Raw records:

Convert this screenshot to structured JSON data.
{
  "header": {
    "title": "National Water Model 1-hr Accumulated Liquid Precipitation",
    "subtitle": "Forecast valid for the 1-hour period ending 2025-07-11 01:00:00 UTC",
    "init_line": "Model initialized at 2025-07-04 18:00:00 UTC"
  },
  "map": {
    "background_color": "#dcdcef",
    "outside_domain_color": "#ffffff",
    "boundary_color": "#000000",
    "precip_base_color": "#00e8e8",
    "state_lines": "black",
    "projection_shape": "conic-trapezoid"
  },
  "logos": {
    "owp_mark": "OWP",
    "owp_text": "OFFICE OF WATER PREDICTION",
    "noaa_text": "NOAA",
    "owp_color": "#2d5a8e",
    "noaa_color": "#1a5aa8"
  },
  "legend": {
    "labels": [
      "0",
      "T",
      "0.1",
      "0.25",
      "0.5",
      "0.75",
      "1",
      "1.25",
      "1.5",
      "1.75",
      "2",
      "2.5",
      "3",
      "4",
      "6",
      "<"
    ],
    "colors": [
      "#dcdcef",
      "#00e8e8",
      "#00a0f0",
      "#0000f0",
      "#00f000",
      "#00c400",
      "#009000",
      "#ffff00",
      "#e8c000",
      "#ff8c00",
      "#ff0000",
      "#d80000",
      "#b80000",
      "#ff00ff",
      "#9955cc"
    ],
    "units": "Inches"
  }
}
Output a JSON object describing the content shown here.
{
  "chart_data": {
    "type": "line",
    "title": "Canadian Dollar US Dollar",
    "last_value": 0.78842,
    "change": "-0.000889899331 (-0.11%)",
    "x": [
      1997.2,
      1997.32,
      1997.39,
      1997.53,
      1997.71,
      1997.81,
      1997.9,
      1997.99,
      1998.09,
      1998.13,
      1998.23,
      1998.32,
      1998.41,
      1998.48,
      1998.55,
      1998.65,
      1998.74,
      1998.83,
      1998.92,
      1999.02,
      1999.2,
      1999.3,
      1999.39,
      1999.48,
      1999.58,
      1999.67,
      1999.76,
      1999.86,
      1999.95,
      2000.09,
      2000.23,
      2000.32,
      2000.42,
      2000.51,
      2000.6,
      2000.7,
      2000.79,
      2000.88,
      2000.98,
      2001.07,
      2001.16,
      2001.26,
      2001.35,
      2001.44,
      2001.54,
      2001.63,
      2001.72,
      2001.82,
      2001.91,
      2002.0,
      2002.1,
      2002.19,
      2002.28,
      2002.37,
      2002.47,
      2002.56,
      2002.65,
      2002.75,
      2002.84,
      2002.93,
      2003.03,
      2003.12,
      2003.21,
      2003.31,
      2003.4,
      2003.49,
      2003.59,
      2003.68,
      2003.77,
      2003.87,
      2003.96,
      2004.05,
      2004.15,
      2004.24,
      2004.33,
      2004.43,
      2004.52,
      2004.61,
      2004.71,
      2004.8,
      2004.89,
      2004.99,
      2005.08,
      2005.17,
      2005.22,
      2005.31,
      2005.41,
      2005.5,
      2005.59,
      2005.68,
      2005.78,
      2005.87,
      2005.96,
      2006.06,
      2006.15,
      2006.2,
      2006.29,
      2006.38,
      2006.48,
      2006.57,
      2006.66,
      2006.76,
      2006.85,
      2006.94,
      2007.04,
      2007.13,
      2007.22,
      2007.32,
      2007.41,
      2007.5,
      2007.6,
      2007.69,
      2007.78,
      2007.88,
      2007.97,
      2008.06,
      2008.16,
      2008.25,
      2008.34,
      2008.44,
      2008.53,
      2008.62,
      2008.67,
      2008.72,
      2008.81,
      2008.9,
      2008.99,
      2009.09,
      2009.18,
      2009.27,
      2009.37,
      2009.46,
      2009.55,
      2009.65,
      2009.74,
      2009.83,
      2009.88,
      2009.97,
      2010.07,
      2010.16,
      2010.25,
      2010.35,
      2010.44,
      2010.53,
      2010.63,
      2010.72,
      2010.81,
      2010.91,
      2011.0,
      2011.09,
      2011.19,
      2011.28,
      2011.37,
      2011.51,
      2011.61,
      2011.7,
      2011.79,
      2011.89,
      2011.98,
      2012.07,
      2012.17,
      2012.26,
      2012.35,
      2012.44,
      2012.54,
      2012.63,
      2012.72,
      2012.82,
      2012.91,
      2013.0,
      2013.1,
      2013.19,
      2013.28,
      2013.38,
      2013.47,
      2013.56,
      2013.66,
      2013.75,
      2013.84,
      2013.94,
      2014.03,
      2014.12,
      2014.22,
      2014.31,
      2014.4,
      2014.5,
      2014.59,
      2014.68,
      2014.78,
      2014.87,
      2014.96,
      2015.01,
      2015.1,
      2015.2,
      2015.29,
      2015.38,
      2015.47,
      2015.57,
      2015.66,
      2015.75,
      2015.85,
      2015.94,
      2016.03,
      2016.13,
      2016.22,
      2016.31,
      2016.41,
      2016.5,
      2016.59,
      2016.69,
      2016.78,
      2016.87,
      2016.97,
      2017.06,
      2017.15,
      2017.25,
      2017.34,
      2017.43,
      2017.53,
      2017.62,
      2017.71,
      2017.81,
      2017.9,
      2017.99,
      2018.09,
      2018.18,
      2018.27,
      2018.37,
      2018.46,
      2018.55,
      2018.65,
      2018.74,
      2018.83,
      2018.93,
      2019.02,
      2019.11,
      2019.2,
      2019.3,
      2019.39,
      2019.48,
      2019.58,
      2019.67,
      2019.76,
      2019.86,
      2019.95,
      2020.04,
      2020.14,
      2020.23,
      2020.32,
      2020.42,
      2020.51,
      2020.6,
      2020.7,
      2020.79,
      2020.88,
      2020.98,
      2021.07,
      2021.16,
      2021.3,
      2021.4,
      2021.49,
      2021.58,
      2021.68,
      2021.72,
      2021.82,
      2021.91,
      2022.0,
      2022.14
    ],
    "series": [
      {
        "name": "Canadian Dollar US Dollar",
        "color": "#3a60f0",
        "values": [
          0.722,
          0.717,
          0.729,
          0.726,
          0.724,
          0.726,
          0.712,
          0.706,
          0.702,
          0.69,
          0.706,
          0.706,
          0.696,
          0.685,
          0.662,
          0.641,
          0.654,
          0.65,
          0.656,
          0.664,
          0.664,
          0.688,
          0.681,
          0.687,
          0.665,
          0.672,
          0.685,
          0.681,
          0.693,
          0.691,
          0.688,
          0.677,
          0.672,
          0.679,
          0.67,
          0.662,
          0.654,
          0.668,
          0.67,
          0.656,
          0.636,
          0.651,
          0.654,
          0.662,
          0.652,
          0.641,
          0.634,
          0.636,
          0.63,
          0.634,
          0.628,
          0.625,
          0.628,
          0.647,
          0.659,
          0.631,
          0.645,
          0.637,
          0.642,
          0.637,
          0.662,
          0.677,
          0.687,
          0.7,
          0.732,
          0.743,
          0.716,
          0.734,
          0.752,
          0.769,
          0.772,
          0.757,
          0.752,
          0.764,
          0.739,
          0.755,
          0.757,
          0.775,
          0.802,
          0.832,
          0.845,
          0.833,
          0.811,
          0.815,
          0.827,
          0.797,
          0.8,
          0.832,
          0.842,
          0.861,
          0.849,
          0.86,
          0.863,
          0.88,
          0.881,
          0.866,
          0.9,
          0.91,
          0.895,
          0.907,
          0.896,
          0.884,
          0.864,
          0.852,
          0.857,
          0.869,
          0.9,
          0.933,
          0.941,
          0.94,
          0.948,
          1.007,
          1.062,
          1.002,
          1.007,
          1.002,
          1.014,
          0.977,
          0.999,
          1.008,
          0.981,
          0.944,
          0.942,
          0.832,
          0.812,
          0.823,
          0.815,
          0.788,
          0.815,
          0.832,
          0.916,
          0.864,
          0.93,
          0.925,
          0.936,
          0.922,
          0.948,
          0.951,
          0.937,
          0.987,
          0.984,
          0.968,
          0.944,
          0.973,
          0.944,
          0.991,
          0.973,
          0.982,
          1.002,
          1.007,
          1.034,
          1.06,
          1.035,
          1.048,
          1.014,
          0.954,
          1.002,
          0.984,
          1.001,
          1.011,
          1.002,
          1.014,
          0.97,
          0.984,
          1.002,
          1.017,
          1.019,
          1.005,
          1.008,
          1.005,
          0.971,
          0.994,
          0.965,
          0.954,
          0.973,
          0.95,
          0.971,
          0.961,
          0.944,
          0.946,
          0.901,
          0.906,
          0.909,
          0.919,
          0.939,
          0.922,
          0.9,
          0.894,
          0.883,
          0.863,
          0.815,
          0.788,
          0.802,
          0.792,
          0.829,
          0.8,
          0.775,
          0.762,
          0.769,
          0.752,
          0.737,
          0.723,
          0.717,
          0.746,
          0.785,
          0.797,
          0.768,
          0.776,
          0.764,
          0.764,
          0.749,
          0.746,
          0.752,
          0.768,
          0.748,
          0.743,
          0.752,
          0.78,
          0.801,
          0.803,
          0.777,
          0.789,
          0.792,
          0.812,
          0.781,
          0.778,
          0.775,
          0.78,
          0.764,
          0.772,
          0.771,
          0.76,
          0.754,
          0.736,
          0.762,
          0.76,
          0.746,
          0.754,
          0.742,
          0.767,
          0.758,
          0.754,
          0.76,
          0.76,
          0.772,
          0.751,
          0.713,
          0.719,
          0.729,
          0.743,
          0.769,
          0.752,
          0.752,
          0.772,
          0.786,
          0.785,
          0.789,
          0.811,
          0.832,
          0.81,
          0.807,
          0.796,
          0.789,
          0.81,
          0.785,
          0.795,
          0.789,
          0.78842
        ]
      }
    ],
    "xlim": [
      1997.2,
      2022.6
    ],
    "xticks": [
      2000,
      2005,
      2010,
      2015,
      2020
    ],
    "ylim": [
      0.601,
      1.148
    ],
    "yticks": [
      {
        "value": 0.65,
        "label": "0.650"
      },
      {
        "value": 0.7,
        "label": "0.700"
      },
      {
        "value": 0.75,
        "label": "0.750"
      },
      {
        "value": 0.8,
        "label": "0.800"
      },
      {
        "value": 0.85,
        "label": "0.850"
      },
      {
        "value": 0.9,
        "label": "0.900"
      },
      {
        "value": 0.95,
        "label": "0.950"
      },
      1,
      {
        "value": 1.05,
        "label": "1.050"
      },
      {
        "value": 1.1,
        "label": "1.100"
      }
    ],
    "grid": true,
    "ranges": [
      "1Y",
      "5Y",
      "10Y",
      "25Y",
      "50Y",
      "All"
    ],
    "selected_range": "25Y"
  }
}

*What you will do*
Report only the number of lines that hold the word "Canadian".

*Solution for this task*
2